» **PASSAGE**:
On 28 July 2010 an EasyBus Optare Soroco minibus overturned on the M25 motorway near the junction with the M23 in Surrey. A black car had lost control and had collided with the minibus, while it was carrying four passengers on a service from Gatwick Airport to London. One person became trapped in the vehicle and was cut free by fire crews. Four people were injured in the accident, including three passengers and the driver of the car. One woman was taken to St George's Hospital in Tooting with serious leg injuries. The other three were treated for less severe injuries at East Surrey Hospital, Redhill. The clockwise carriageway of the road between junctions 6 and 8 was closed for six hours following the crash, as was the slip road to the M23.

On 15 May 2015, EasyBus opened its second continental route in partnership with SARL Chamexpress and its Paris shuttle service from Paris city centre (Louvre) to Charles de Gaulle Airport.

In November 2015 EasyBus withdrew the Stansted to Old Street route, and stopped operating the Stansted to Victoria/Baker Street route using its own vehicles. Instead it acts as a re-seller for National Express services. Stelios Haji-Ioannou tried to object to Stansted offering this route to a rival in court, but was rejected.

On 30 September 2016, the aforementioned route between Paris-CDG and Paris city centre has been terminated. Two new EasyBus services commenced on 21 October 2016 serving Manchester Airport. One operated between Manchester Airport, the University of Manchester and Manchester city centre but was withdrawn on 14 November. The second operates from Telford via Shrewsbury, Oswestry, Wrexham and the outskirts of Chester. The Manchester Airport services are operated by Express Airport Transfers (Europe) Ltd set up by businessman Andrew Martin who licences the Easybus brand from Easy Group. On 14 May 2018 a new service commenced connecting Liverpool John Lennon Airport with Chester, Wrexham, Oswestry and Shrewsbury.

==Network==
As of 2024, easyBus operates airport bus transfers in the United Kingdom (5 airports) and Italy (3) as well as France, Spain, the Netherlands and Switzerland with one airport served in each country. Additional services are sold in cooperation with partner operators.

» **EXTRACTED DATA**:

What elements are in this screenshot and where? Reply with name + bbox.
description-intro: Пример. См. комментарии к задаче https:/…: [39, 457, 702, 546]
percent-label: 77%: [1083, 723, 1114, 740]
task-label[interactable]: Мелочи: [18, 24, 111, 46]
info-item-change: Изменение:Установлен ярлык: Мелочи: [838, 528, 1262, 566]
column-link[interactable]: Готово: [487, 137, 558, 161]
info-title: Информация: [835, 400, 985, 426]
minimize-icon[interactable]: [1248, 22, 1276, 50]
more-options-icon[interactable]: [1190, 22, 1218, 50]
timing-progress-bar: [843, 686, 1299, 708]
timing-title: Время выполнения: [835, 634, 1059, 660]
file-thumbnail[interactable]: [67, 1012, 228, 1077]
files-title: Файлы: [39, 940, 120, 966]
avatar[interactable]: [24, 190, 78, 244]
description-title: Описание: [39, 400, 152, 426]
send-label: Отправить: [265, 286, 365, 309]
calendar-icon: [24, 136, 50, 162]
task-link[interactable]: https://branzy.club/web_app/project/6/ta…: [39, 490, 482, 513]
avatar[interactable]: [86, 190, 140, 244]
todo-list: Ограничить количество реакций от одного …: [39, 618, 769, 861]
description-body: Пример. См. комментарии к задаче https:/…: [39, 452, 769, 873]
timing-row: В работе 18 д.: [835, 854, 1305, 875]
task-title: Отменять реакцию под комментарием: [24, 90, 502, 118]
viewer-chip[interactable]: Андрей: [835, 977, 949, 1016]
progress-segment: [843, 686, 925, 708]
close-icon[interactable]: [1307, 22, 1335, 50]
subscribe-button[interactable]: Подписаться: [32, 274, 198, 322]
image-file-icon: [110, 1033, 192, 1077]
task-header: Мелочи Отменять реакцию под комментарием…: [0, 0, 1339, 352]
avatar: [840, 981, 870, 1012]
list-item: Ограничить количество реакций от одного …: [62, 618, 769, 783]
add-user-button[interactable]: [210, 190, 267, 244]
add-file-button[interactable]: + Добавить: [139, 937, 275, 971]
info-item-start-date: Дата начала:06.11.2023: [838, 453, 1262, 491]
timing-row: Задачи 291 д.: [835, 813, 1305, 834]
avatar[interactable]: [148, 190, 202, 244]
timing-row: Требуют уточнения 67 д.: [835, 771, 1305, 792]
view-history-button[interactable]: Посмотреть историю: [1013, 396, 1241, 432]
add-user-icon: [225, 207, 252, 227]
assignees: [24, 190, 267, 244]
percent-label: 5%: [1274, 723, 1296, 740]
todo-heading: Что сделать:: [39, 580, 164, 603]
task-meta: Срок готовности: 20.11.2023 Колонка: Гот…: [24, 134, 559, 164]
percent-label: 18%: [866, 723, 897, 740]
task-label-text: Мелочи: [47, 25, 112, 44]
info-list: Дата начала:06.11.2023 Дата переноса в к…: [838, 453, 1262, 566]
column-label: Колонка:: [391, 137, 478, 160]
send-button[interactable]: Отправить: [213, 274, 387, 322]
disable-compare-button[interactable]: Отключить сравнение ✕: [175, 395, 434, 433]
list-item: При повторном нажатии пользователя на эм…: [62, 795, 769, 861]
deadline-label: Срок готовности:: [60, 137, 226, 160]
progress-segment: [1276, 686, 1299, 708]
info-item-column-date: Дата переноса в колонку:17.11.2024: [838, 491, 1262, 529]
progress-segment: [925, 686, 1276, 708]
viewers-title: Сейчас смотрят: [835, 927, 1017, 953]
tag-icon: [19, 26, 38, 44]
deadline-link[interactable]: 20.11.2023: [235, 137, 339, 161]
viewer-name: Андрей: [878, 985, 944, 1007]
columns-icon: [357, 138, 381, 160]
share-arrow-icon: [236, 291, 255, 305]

» **WHAT YOU SHOULD DO**:
Answer these questions from the EasyBus passage:
1. Which hospital took the woman with serious leg injuries?
2. On what date was the route between Paris-CDG and Paris city centre terminated?
3. As of 2024, how many airports in the United Kingdom does easyBus serve?
The lines are separate material and have no connection to the EasyBus passage.

» **ANSWER SPACE**:
1. St George's Hospital in Tooting
2. 30 September 2016
3. Five